* **Work instructions**:
Gather every line that includes the word "پاکت", please.

(Data entries)
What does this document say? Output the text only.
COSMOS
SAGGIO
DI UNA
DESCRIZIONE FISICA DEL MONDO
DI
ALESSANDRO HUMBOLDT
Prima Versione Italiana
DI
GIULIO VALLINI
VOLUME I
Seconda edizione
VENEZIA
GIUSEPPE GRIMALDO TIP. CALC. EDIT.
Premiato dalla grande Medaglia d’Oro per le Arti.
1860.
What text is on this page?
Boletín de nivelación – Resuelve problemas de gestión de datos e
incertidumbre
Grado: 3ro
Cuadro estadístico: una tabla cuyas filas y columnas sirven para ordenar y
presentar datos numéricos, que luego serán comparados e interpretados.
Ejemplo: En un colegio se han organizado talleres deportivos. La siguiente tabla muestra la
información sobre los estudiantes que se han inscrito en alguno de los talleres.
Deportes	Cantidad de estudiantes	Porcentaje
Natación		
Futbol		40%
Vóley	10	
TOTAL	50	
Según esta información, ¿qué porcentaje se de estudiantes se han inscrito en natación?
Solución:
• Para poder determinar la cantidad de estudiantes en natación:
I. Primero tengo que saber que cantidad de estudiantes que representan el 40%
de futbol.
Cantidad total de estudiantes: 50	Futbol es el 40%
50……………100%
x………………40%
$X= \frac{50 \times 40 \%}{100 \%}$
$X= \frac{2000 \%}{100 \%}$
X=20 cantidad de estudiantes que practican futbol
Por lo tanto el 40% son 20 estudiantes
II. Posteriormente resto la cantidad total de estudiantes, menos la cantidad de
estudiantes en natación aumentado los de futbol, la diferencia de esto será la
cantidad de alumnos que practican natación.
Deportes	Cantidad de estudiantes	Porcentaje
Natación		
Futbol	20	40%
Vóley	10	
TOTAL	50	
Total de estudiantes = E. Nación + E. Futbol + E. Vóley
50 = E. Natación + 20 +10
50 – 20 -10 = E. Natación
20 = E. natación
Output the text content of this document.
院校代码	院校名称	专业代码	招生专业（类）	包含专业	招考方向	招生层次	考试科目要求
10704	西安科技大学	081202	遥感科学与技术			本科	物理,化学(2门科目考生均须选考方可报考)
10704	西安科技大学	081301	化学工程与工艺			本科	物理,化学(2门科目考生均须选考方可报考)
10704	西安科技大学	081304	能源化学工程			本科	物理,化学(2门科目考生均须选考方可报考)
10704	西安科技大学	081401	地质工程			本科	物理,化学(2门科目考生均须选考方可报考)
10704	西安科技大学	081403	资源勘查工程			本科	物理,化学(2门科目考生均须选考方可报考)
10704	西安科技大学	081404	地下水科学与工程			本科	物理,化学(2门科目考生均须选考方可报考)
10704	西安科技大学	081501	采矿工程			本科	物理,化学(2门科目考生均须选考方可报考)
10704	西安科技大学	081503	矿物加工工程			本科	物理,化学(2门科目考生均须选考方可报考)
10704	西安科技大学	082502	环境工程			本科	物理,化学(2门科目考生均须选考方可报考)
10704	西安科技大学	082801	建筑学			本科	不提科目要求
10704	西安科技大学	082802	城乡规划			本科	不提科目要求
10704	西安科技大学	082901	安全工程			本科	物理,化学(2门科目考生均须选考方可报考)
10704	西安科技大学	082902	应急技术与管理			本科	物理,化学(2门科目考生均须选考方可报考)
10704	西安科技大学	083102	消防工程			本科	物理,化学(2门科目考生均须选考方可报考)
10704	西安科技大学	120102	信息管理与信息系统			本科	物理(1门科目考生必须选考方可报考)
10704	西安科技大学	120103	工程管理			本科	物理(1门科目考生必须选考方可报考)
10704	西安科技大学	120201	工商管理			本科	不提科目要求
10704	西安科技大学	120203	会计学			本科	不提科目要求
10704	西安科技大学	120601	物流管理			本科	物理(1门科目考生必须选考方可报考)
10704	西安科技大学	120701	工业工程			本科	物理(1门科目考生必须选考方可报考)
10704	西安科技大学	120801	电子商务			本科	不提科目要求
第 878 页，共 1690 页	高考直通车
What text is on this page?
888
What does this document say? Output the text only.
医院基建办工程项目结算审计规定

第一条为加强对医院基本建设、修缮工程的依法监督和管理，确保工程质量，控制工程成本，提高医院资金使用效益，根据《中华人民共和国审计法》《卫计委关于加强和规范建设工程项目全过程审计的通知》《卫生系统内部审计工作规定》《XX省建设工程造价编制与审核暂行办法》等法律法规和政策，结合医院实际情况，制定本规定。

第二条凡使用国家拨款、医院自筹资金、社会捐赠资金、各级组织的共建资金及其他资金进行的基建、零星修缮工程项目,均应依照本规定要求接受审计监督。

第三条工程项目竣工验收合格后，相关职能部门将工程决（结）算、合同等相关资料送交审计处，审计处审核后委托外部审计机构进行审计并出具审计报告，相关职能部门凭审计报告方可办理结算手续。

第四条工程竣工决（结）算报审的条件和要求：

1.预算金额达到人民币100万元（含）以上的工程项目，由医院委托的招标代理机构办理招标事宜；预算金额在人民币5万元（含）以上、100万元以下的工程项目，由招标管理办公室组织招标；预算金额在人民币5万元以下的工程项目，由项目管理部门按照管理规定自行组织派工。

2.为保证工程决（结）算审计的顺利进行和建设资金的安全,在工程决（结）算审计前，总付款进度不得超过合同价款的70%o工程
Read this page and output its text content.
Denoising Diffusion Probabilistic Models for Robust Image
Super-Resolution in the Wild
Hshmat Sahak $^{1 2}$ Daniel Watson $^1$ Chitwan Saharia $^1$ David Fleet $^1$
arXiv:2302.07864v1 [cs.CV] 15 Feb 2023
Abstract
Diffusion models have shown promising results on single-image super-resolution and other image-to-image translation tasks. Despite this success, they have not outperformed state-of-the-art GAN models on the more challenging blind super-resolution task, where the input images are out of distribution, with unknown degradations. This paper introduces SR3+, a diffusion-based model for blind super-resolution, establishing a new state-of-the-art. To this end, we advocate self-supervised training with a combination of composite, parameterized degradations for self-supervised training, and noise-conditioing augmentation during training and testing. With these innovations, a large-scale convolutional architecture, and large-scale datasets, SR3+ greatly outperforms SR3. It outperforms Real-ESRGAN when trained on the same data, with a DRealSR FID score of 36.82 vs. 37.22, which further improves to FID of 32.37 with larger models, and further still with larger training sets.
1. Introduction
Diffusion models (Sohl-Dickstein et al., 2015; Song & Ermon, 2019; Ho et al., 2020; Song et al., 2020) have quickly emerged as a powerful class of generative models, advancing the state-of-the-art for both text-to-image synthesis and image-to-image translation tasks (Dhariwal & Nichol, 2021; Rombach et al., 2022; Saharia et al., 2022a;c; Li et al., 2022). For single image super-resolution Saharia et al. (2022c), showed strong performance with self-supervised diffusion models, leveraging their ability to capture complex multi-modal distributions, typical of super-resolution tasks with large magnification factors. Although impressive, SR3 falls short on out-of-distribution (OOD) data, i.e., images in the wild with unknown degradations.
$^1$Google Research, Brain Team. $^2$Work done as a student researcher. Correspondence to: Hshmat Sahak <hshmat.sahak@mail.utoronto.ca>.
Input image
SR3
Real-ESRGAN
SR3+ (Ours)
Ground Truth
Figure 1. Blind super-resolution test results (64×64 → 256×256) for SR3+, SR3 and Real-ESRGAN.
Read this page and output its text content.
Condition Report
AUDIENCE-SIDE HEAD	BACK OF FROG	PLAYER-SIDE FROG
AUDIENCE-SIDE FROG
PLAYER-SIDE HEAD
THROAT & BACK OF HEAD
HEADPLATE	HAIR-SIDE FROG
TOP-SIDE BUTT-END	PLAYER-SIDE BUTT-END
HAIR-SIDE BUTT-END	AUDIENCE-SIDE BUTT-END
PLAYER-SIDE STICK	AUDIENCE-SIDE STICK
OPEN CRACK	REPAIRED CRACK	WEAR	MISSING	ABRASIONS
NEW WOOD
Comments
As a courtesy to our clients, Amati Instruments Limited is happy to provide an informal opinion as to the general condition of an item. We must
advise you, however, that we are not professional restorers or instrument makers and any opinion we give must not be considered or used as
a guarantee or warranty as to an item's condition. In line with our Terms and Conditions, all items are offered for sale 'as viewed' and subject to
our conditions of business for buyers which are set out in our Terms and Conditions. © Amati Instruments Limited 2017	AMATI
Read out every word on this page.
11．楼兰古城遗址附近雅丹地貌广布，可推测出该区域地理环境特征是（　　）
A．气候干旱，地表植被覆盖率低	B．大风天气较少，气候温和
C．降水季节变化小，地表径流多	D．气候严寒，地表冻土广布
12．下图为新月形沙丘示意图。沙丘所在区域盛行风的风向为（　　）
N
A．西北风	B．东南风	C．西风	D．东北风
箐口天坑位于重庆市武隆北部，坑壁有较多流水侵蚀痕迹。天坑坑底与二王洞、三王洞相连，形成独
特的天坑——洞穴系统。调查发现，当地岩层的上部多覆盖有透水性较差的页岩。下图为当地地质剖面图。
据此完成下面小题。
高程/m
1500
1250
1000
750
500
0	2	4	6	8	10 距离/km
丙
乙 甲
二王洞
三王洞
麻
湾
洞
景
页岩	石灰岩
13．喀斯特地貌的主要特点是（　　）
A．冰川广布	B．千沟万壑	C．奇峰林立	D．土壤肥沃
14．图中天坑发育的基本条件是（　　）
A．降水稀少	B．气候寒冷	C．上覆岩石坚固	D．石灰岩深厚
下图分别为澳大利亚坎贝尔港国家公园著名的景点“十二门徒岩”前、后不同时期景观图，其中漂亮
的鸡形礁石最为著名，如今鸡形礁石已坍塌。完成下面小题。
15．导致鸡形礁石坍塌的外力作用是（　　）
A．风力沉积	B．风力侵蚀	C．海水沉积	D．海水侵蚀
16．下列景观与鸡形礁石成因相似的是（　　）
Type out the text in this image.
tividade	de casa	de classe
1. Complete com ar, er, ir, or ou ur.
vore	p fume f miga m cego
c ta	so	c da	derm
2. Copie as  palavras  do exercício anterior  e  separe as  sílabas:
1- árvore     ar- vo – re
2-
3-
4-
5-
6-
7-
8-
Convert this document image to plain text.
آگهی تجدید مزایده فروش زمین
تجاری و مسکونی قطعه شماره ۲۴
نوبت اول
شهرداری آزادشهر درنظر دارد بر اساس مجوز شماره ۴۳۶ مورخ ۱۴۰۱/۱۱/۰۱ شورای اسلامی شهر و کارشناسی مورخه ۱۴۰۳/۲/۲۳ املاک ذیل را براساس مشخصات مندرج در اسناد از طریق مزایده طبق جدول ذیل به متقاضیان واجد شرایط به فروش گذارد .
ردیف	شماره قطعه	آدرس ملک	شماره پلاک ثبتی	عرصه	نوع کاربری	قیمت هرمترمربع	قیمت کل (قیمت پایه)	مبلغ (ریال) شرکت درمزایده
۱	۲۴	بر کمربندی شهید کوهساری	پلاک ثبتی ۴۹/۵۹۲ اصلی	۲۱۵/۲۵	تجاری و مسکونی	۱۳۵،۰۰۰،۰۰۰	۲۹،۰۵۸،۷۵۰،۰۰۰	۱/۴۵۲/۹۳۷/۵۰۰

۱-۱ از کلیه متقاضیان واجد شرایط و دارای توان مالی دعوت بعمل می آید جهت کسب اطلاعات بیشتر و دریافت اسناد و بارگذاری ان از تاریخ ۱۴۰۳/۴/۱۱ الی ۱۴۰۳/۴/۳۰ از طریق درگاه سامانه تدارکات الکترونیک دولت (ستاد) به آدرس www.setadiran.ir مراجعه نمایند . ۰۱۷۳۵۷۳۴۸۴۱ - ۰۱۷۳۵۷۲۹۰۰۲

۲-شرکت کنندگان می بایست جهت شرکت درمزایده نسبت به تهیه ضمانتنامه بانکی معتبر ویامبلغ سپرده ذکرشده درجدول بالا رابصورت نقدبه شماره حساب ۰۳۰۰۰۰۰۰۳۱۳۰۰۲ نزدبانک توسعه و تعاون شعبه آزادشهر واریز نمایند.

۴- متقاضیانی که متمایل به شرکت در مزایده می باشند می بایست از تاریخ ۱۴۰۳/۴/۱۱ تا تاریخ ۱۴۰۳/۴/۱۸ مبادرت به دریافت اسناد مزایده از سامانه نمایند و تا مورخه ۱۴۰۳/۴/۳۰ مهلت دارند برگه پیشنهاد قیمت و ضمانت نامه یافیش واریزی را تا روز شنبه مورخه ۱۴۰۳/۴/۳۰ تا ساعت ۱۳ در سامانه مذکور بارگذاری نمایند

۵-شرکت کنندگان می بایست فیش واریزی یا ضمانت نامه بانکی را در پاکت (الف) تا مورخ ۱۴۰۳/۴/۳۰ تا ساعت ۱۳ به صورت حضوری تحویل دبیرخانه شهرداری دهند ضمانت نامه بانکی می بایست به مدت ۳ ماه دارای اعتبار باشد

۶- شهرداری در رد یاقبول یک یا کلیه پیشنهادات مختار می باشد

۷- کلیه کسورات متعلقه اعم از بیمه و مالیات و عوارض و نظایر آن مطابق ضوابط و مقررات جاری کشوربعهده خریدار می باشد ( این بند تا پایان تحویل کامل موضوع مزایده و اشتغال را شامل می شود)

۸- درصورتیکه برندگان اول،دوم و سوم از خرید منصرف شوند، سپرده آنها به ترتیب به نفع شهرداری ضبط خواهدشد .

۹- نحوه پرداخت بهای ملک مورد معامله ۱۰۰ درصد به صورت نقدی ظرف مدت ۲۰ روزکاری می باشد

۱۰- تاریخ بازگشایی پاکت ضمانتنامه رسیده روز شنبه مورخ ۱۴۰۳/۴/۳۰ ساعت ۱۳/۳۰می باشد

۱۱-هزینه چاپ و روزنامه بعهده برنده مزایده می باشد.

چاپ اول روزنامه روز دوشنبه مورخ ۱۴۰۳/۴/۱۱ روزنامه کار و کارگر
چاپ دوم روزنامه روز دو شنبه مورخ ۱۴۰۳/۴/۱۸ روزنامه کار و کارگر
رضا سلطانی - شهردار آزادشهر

* **The response**:
۵-شرکت کنندگان می بایست فیش واریزی یا ضمانت نامه بانکی را در پاکت (الف) تا مورخ ۱۴۰۳/۴/۳۰ تا ساعت ۱۳ به صورت حضوری تحویل دبیرخانه شهرداری دهند ضمانت نامه بانکی می بایست به مدت ۳ ماه دارای اعتبار باشد
۱۰- تاریخ بازگشایی پاکت ضمانتنامه رسیده روز شنبه مورخ ۱۴۰۳/۴/۳۰ ساعت ۱۳/۳۰می باشد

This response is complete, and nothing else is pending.